┌─ DATA PROVIDED
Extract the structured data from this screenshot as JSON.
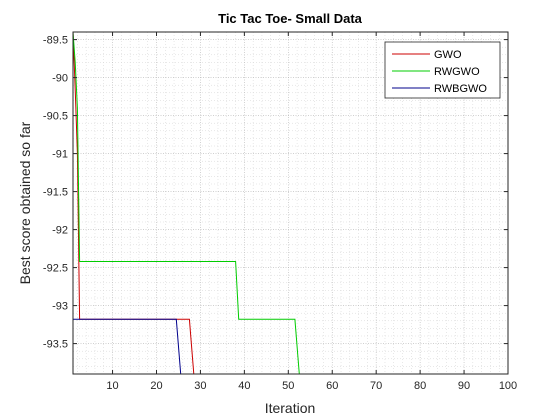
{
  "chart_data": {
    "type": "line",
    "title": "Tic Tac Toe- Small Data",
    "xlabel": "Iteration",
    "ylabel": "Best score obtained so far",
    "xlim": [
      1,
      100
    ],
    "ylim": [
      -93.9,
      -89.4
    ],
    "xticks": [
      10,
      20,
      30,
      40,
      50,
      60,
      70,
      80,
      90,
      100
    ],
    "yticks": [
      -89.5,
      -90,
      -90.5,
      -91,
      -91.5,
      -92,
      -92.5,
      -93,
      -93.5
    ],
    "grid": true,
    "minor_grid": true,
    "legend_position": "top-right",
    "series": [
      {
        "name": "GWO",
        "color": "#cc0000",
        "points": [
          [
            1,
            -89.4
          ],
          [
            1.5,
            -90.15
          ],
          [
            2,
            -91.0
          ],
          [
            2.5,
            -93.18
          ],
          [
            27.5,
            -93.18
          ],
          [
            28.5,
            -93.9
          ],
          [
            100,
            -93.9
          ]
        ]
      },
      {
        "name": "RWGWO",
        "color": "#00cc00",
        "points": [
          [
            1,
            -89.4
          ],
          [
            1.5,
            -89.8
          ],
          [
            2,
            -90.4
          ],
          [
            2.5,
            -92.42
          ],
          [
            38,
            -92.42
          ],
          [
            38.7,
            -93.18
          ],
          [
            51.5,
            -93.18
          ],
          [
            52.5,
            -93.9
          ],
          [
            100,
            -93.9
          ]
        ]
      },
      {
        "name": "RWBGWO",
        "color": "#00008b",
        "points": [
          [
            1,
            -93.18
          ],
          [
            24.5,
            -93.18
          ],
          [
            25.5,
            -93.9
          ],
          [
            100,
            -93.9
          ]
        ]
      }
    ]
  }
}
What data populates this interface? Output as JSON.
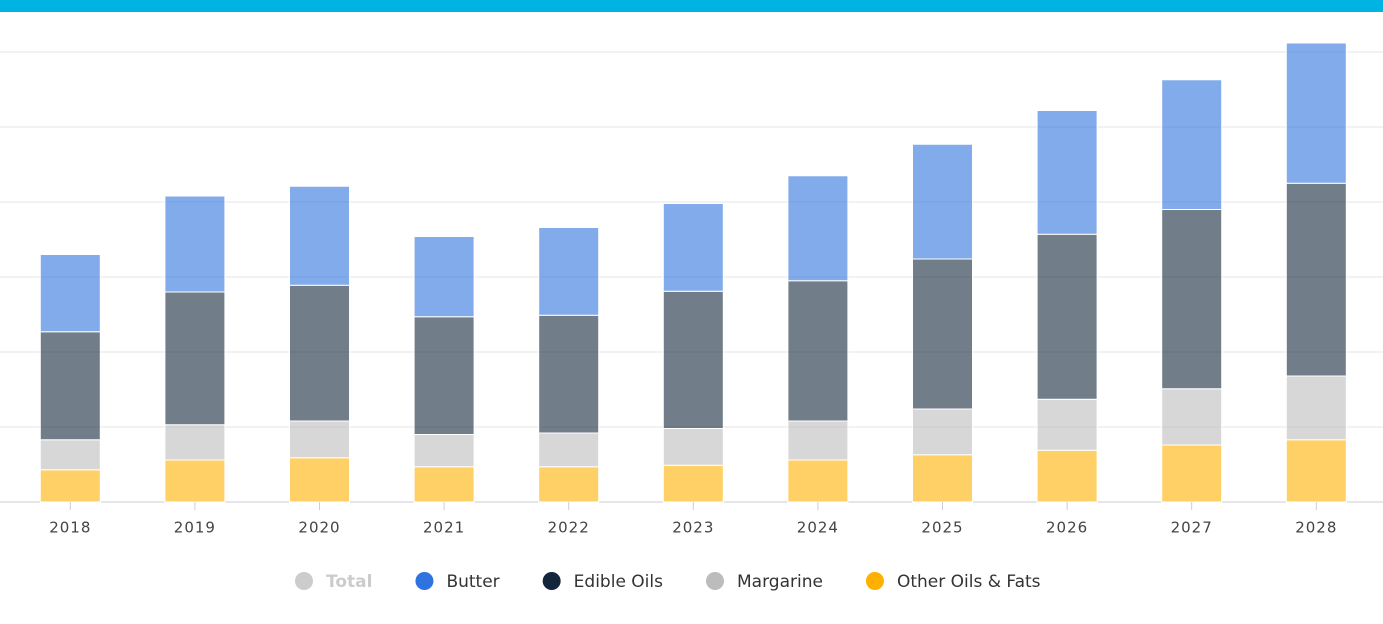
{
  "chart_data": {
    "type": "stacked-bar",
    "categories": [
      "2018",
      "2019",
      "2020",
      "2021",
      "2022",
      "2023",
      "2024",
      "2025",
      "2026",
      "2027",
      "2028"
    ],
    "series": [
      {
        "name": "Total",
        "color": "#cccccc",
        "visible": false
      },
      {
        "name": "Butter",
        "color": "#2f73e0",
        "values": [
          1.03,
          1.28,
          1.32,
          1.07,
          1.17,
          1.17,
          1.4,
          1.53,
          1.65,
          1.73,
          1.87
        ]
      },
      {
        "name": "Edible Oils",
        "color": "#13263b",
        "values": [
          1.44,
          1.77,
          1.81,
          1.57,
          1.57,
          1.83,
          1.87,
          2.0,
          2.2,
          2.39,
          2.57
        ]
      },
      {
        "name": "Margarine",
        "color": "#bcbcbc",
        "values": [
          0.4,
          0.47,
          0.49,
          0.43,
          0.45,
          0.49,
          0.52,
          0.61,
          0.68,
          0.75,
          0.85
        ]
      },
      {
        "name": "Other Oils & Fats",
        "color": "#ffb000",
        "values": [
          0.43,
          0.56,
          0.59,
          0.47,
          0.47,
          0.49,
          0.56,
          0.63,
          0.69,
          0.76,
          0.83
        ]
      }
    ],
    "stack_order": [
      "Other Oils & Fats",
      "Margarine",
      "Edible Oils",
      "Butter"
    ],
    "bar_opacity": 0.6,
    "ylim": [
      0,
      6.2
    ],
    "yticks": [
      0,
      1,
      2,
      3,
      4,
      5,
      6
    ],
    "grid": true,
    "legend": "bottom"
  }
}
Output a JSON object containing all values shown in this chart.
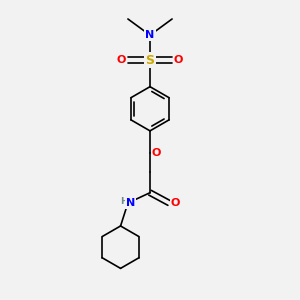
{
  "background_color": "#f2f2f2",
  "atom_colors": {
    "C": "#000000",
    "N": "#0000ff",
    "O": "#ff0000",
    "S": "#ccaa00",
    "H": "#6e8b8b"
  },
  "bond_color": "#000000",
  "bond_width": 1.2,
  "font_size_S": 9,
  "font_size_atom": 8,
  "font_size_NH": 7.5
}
└─
### TASK TO CARRY OUT
Restate the data above word for word. Do not include the images.

### TASK OUTPUT
Extract the structured data from this screenshot as JSON.
{
  "chart_data": {
    "type": "line",
    "title": "Tic Tac Toe- Small Data",
    "xlabel": "Iteration",
    "ylabel": "Best score obtained so far",
    "xlim": [
      1,
      100
    ],
    "ylim": [
      -93.9,
      -89.4
    ],
    "xticks": [
      10,
      20,
      30,
      40,
      50,
      60,
      70,
      80,
      90,
      100
    ],
    "yticks": [
      -89.5,
      -90,
      -90.5,
      -91,
      -91.5,
      -92,
      -92.5,
      -93,
      -93.5
    ],
    "grid": true,
    "minor_grid": true,
    "legend_position": "top-right",
    "series": [
      {
        "name": "GWO",
        "color": "#cc0000",
        "points": [
          [
            1,
            -89.4
          ],
          [
            1.5,
            -90.15
          ],
          [
            2,
            -91.0
          ],
          [
            2.5,
            -93.18
          ],
          [
            27.5,
            -93.18
          ],
          [
            28.5,
            -93.9
          ],
          [
            100,
            -93.9
          ]
        ]
      },
      {
        "name": "RWGWO",
        "color": "#00cc00",
        "points": [
          [
            1,
            -89.4
          ],
          [
            1.5,
            -89.8
          ],
          [
            2,
            -90.4
          ],
          [
            2.5,
            -92.42
          ],
          [
            38,
            -92.42
          ],
          [
            38.7,
            -93.18
          ],
          [
            51.5,
            -93.18
          ],
          [
            52.5,
            -93.9
          ],
          [
            100,
            -93.9
          ]
        ]
      },
      {
        "name": "RWBGWO",
        "color": "#00008b",
        "points": [
          [
            1,
            -93.18
          ],
          [
            24.5,
            -93.18
          ],
          [
            25.5,
            -93.9
          ],
          [
            100,
            -93.9
          ]
        ]
      }
    ]
  }
}
What data populates this interface? Output as JSON.
{
  "chart_data": {
    "type": "stacked-bar",
    "categories": [
      "2018",
      "2019",
      "2020",
      "2021",
      "2022",
      "2023",
      "2024",
      "2025",
      "2026",
      "2027",
      "2028"
    ],
    "series": [
      {
        "name": "Total",
        "color": "#cccccc",
        "visible": false
      },
      {
        "name": "Butter",
        "color": "#2f73e0",
        "values": [
          1.03,
          1.28,
          1.32,
          1.07,
          1.17,
          1.17,
          1.4,
          1.53,
          1.65,
          1.73,
          1.87
        ]
      },
      {
        "name": "Edible Oils",
        "color": "#13263b",
        "values": [
          1.44,
          1.77,
          1.81,
          1.57,
          1.57,
          1.83,
          1.87,
          2.0,
          2.2,
          2.39,
          2.57
        ]
      },
      {
        "name": "Margarine",
        "color": "#bcbcbc",
        "values": [
          0.4,
          0.47,
          0.49,
          0.43,
          0.45,
          0.49,
          0.52,
          0.61,
          0.68,
          0.75,
          0.85
        ]
      },
      {
        "name": "Other Oils & Fats",
        "color": "#ffb000",
        "values": [
          0.43,
          0.56,
          0.59,
          0.47,
          0.47,
          0.49,
          0.56,
          0.63,
          0.69,
          0.76,
          0.83
        ]
      }
    ],
    "stack_order": [
      "Other Oils & Fats",
      "Margarine",
      "Edible Oils",
      "Butter"
    ],
    "bar_opacity": 0.6,
    "ylim": [
      0,
      6.2
    ],
    "yticks": [
      0,
      1,
      2,
      3,
      4,
      5,
      6
    ],
    "grid": true,
    "legend": "bottom"
  }
}
Output a JSON object containing all values shown in this chart.
{
  "background_color": "#f2f2f2",
  "atom_colors": {
    "C": "#000000",
    "N": "#0000ff",
    "O": "#ff0000",
    "S": "#ccaa00",
    "H": "#6e8b8b"
  },
  "bond_color": "#000000",
  "bond_width": 1.2,
  "font_size_S": 9,
  "font_size_atom": 8,
  "font_size_NH": 7.5
}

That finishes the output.